> [Given request]: Only lines holding the string "años" are wanted; copy each one from the material.

> [Dataset content]:
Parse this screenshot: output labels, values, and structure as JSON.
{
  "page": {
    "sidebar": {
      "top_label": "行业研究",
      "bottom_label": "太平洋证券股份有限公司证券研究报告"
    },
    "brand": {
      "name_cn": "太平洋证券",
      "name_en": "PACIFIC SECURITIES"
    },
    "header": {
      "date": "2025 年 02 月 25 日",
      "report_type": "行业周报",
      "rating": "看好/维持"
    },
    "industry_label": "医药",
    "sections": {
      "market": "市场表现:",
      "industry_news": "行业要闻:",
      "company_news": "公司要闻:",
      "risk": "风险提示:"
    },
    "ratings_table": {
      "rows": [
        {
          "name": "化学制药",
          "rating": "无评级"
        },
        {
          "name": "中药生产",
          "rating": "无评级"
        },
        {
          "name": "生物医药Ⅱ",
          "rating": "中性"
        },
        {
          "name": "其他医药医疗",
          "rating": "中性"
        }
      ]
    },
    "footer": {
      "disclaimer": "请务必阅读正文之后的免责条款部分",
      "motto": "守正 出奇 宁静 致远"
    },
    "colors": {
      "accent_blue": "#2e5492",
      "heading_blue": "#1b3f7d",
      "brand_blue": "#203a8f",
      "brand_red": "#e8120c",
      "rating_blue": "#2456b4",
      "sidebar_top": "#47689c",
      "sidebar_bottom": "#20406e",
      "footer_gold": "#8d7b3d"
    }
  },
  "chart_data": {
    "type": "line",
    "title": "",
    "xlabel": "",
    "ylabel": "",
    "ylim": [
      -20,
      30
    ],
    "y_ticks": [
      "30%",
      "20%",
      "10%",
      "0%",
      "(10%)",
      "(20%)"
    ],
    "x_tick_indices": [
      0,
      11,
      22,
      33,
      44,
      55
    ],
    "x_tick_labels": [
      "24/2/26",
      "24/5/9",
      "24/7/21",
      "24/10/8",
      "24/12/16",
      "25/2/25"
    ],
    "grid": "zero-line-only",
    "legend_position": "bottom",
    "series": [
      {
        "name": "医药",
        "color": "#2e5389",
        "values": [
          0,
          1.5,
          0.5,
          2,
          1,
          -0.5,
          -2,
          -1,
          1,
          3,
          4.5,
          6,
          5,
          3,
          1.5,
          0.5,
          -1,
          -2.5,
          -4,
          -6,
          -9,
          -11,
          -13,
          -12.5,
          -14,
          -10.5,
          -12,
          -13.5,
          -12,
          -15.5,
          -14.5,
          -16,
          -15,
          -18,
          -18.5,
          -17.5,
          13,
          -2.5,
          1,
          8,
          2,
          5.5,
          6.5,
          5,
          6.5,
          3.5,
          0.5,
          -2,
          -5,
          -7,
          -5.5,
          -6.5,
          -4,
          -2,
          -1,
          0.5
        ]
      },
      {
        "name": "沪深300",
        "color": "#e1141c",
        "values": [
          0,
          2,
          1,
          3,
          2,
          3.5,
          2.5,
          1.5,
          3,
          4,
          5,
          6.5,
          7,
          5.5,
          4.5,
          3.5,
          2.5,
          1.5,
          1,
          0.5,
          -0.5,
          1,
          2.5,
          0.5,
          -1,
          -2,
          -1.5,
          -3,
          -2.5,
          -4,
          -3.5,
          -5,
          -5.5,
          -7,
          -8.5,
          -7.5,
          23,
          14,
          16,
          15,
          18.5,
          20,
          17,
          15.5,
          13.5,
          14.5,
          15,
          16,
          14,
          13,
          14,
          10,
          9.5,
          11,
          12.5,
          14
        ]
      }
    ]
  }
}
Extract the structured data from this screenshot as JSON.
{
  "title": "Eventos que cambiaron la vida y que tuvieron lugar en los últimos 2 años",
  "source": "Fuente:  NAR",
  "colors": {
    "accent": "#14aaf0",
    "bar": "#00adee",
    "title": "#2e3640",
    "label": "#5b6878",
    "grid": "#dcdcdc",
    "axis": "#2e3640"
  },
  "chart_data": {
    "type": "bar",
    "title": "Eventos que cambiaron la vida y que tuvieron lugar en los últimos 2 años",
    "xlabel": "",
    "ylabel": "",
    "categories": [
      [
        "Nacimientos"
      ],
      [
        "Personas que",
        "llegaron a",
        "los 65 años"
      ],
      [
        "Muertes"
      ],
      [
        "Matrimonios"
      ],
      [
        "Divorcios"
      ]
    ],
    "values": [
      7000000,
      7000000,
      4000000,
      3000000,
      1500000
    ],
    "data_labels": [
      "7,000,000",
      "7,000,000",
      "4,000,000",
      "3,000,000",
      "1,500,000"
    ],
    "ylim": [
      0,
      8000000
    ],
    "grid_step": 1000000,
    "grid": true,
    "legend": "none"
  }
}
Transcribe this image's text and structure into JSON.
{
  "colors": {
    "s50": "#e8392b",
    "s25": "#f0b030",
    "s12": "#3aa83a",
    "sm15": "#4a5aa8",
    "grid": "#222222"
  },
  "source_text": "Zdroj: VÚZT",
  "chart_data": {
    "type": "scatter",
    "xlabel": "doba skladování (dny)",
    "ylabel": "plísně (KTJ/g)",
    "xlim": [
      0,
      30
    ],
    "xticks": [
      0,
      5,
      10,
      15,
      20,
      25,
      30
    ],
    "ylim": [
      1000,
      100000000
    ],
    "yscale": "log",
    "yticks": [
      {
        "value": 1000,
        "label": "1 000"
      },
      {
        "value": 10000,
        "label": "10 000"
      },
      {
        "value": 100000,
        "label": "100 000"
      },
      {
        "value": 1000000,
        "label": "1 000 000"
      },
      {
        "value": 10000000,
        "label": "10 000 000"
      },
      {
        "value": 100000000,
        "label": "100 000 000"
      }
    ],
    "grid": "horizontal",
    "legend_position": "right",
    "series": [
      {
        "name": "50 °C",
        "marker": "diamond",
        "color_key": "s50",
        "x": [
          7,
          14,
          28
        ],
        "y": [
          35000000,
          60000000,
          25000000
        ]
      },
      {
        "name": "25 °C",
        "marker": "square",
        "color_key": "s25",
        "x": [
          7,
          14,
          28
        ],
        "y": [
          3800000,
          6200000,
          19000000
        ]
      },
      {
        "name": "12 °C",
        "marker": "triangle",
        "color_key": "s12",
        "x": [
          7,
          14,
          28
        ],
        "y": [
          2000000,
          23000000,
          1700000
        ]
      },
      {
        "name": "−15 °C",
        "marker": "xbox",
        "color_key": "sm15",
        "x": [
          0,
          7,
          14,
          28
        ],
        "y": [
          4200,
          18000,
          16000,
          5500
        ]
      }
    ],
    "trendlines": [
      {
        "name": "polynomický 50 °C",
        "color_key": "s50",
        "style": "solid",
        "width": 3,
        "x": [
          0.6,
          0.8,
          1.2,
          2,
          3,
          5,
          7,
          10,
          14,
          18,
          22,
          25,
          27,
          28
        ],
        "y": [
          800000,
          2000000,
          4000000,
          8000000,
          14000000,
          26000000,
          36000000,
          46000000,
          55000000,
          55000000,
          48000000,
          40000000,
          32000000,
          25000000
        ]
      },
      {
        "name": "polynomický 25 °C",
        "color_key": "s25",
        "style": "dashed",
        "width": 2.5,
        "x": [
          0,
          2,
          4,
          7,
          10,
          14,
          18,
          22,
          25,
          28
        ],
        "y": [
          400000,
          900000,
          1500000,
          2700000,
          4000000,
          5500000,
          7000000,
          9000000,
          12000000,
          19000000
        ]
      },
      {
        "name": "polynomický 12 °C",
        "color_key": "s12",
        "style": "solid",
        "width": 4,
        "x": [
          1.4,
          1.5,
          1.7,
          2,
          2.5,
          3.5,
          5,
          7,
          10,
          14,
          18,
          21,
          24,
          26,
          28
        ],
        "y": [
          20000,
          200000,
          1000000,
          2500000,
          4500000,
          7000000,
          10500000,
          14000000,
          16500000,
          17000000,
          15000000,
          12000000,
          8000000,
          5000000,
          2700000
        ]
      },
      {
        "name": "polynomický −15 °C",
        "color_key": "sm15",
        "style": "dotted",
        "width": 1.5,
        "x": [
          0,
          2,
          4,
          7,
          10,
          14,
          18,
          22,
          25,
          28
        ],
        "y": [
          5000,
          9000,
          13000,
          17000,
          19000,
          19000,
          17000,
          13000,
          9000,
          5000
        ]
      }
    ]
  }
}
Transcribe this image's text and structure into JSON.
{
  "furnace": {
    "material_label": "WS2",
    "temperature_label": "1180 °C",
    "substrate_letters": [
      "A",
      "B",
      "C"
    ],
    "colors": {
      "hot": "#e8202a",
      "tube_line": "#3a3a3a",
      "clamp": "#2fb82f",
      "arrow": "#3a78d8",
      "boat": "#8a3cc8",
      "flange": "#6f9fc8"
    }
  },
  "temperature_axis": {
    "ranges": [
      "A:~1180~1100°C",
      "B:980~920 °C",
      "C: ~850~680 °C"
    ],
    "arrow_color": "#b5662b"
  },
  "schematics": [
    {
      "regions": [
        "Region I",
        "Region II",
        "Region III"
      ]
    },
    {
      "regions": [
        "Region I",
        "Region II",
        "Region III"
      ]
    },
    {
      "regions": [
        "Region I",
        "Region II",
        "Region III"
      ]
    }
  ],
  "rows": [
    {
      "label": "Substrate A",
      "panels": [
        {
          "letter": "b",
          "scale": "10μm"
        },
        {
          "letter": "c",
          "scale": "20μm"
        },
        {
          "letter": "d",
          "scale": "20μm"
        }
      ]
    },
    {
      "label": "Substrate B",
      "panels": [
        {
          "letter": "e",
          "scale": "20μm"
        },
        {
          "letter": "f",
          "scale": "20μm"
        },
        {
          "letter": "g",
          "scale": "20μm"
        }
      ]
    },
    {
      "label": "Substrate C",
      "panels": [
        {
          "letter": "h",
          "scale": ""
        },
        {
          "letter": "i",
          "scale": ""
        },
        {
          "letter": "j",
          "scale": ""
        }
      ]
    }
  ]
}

> [Problem solution]:
  "title": "Eventos que cambiaron la vida y que tuvieron lugar en los últimos 2 años",
    "title": "Eventos que cambiaron la vida y que tuvieron lugar en los últimos 2 años",
        "los 65 años"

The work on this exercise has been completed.